Stored items
[Begin]

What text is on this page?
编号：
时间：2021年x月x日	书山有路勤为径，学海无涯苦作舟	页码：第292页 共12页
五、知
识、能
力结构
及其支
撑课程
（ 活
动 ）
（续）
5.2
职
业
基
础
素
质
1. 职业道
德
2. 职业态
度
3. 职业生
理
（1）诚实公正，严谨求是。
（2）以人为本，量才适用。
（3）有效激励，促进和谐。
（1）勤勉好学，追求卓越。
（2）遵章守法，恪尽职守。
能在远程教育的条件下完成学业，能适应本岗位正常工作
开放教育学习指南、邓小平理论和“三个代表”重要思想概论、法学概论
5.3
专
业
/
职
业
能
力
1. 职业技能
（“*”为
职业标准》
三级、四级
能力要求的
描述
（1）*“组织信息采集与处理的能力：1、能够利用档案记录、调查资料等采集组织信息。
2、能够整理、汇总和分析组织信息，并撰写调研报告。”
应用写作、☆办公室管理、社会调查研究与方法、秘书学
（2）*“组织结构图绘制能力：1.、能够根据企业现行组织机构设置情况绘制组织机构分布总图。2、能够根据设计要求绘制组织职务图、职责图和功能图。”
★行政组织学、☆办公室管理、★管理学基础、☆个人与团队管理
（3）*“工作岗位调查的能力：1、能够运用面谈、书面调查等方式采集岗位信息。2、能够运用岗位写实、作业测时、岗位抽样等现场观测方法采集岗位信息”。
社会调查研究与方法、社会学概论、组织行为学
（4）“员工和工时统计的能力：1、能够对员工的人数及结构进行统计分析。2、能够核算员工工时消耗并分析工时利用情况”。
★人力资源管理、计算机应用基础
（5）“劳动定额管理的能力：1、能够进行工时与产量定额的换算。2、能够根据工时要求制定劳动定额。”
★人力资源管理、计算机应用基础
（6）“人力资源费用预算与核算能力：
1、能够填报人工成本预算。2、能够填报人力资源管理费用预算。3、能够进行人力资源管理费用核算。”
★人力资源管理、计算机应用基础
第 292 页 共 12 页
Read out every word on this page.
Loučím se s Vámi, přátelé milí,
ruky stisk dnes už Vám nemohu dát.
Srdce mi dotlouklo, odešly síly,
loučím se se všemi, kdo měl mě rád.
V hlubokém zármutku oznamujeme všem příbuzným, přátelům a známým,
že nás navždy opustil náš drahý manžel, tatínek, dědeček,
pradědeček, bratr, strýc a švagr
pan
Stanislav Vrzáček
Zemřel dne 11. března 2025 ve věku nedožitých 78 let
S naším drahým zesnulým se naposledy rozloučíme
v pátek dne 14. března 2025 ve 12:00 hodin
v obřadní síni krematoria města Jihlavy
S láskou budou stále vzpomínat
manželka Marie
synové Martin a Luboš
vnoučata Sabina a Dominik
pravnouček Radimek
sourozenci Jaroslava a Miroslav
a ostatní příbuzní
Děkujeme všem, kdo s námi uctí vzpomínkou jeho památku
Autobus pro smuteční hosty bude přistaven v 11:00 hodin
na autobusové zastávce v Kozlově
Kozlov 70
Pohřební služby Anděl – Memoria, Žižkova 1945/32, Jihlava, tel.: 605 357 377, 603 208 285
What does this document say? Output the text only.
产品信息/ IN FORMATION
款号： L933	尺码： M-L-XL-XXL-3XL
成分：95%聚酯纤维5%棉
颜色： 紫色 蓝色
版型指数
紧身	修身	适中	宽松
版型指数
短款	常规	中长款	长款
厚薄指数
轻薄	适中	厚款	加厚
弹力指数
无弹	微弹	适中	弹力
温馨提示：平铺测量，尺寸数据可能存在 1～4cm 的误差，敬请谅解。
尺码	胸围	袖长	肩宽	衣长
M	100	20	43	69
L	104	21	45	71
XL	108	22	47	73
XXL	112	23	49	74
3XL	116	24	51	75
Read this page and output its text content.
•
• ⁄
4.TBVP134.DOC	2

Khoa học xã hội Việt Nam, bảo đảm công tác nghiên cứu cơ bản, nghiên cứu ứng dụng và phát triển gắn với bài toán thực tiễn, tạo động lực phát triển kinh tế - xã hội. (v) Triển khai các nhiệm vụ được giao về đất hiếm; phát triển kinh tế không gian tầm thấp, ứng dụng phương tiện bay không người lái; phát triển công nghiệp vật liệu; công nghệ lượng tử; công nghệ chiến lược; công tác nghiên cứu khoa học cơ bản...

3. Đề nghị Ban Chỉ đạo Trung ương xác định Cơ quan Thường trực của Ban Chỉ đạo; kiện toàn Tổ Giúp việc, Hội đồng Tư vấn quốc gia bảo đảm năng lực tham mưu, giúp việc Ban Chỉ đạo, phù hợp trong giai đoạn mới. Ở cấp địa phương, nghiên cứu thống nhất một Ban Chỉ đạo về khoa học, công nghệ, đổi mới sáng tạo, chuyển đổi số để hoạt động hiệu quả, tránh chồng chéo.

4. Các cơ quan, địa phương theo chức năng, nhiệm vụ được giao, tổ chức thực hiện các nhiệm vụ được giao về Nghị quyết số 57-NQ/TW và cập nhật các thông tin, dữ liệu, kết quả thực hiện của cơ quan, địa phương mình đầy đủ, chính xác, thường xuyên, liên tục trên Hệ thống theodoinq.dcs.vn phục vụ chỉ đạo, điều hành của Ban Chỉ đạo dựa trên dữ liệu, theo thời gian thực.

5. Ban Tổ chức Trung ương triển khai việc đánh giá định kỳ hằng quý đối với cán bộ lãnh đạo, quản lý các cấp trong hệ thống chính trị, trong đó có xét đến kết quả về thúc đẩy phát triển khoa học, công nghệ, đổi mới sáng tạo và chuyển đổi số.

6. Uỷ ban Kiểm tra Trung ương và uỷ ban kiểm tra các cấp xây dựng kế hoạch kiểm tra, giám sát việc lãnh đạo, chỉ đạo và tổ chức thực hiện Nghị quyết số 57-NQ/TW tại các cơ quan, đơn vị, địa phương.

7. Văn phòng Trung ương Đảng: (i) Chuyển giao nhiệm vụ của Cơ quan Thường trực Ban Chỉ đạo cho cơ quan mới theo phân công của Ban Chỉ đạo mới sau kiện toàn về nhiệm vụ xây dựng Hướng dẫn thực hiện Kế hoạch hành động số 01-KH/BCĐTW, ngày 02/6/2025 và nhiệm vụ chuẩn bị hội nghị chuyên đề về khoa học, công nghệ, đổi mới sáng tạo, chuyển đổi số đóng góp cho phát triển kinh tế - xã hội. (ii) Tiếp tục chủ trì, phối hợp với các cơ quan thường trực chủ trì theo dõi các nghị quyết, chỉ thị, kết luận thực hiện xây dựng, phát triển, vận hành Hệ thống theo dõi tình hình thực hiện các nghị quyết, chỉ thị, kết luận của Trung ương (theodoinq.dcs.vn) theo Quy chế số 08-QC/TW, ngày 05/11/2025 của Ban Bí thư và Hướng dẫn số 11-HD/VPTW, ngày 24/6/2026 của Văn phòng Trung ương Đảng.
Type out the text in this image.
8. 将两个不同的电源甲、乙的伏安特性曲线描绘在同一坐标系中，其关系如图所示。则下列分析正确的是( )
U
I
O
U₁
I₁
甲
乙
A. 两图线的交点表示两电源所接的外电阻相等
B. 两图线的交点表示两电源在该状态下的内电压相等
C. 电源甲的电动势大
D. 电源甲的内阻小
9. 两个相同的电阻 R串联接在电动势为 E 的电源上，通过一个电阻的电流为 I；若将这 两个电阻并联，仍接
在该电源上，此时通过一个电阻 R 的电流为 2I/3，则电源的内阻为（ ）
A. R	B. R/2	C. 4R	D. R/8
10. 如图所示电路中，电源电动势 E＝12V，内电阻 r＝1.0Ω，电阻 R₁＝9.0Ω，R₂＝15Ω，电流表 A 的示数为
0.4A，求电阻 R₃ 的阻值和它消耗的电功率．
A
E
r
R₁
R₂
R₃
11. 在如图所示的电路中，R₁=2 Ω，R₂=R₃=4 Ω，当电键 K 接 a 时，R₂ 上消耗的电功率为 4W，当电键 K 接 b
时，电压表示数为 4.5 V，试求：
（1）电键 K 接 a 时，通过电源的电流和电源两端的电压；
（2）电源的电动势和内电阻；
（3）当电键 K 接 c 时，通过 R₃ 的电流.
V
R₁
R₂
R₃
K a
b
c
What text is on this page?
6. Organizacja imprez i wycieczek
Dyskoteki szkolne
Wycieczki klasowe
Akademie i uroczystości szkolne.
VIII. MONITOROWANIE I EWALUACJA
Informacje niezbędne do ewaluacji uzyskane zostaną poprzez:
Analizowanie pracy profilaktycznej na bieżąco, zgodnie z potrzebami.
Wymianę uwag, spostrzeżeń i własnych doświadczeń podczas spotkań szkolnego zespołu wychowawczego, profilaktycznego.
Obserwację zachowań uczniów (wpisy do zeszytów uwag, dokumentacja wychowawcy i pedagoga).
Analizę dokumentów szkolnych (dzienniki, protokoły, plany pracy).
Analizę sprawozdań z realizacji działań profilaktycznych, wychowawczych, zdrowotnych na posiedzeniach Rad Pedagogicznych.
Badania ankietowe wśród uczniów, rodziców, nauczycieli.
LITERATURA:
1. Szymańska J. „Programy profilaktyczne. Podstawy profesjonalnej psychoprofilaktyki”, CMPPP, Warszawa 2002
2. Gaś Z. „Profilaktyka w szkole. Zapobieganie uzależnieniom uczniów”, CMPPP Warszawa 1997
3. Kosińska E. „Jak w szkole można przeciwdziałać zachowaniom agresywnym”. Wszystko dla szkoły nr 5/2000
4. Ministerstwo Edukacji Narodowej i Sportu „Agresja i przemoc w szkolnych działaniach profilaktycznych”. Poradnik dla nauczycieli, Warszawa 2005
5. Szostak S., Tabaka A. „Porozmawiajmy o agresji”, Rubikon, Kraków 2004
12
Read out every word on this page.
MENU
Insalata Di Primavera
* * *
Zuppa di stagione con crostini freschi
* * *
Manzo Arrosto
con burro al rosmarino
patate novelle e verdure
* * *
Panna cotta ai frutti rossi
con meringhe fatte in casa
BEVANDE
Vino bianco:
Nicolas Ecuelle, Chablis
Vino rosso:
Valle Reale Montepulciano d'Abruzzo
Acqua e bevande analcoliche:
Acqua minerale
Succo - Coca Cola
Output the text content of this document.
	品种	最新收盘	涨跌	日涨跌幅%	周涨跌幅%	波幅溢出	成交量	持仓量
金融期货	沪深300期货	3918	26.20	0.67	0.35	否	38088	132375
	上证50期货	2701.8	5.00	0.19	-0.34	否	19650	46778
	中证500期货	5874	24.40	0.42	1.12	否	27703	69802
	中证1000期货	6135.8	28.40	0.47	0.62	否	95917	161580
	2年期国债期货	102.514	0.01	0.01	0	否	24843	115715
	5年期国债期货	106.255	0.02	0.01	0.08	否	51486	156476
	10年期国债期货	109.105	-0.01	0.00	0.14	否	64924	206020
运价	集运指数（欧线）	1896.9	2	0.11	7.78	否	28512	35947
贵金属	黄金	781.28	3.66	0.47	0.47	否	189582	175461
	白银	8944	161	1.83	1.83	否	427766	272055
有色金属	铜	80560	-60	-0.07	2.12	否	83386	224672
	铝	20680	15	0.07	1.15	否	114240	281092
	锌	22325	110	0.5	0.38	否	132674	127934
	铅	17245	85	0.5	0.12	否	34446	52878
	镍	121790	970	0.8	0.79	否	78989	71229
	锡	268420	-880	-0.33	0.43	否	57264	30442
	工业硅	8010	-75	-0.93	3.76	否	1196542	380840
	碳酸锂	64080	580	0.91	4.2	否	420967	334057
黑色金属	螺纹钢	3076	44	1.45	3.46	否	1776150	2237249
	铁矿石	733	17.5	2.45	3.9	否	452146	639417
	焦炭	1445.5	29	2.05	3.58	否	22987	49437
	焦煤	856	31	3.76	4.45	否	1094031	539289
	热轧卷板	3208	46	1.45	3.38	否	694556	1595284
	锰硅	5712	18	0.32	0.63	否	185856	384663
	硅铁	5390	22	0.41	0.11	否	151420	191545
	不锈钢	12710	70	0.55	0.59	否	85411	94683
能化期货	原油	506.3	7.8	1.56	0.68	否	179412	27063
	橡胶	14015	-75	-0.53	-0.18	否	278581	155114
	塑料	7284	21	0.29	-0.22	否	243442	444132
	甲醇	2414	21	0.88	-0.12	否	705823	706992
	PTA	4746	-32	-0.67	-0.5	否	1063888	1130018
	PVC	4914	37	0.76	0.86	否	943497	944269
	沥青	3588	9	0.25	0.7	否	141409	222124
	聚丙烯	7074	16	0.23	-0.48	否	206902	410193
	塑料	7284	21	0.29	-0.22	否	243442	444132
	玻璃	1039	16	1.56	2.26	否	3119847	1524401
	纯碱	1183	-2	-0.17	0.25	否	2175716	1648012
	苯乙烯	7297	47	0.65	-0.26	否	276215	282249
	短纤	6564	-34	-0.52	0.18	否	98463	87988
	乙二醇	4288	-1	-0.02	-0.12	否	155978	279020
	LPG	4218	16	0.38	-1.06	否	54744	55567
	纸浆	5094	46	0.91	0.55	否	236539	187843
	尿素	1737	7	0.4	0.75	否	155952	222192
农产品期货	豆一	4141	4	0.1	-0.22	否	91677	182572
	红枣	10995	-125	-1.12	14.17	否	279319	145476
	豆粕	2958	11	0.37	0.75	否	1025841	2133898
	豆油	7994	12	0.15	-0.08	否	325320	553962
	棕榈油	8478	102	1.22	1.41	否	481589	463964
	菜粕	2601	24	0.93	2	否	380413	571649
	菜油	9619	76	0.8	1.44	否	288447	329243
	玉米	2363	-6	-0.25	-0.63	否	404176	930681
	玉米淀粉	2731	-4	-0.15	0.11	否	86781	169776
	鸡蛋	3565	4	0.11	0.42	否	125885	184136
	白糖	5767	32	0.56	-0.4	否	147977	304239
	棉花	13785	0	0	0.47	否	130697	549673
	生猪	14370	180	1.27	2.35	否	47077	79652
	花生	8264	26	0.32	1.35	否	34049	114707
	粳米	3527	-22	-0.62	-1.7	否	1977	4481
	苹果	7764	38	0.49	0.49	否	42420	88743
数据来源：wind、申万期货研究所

[End]

**Written exercise**
Give the number of lines in the records that contain the string "hodin", with no other output.

**Exercise solution**
2